====== MATERIAL SUPPLIED ======

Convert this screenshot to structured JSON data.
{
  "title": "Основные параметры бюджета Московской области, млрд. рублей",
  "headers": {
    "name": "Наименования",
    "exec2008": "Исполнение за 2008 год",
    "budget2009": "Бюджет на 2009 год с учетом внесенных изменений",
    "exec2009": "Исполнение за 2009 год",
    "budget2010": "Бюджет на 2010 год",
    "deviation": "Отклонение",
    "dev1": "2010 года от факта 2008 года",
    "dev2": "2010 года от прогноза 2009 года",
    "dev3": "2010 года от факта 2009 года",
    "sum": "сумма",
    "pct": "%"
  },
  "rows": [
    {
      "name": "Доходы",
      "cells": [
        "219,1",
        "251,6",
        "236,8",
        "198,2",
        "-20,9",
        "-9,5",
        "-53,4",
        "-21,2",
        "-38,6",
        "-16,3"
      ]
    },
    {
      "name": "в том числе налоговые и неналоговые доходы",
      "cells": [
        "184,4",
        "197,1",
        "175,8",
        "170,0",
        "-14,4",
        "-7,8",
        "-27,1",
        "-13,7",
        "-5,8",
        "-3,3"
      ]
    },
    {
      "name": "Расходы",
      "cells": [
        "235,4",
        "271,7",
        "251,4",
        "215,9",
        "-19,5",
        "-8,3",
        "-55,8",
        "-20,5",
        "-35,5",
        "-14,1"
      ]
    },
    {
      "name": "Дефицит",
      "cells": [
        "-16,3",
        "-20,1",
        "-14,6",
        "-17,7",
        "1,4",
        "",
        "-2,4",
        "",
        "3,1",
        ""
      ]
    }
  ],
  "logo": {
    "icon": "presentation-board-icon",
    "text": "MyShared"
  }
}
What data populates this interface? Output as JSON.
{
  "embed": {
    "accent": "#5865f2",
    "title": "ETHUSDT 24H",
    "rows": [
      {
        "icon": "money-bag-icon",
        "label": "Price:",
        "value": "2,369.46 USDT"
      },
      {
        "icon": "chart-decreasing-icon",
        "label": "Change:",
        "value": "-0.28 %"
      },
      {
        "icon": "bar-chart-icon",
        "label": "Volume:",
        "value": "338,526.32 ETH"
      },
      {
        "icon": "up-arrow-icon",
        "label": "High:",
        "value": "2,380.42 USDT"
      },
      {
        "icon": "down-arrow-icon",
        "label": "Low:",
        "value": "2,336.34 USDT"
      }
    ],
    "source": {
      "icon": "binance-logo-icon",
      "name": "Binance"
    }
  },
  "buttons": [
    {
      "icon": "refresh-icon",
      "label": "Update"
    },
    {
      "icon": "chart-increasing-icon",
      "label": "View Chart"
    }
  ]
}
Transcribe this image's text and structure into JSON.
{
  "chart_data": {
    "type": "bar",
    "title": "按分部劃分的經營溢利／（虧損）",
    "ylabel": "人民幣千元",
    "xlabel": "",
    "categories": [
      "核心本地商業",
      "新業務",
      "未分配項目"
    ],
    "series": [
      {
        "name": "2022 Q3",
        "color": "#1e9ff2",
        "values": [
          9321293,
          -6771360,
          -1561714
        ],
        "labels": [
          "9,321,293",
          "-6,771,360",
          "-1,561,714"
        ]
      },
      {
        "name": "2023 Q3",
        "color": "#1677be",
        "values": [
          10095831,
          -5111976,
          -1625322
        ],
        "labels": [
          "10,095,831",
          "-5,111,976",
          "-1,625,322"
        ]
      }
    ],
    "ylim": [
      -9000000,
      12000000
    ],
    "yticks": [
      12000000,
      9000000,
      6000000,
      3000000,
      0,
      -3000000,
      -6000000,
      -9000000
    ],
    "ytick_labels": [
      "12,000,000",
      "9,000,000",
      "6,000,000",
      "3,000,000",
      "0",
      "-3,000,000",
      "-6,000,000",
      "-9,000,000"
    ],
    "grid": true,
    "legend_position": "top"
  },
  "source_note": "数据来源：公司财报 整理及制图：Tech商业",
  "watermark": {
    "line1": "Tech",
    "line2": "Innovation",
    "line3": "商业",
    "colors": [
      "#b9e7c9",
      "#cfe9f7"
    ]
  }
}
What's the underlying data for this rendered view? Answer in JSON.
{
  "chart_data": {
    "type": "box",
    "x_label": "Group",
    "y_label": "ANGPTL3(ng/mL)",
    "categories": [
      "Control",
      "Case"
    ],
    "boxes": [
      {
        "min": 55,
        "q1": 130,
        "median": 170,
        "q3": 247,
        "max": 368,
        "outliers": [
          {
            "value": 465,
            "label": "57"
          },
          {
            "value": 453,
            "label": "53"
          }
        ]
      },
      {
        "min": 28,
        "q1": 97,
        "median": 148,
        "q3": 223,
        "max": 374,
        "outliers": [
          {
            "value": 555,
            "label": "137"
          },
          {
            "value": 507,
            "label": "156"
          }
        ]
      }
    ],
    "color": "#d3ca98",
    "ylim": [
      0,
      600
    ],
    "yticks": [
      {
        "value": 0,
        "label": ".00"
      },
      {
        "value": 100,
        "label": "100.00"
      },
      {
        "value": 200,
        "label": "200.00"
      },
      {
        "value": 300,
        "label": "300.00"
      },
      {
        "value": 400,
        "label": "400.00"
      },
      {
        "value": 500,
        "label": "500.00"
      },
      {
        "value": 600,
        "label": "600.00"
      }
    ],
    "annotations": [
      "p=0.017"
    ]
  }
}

======

## [PROBLEM TO SOLVE]
For the entries shown above, give the number of lines that include the word "arrow", without any other text.

## [TASK ANSWER]
2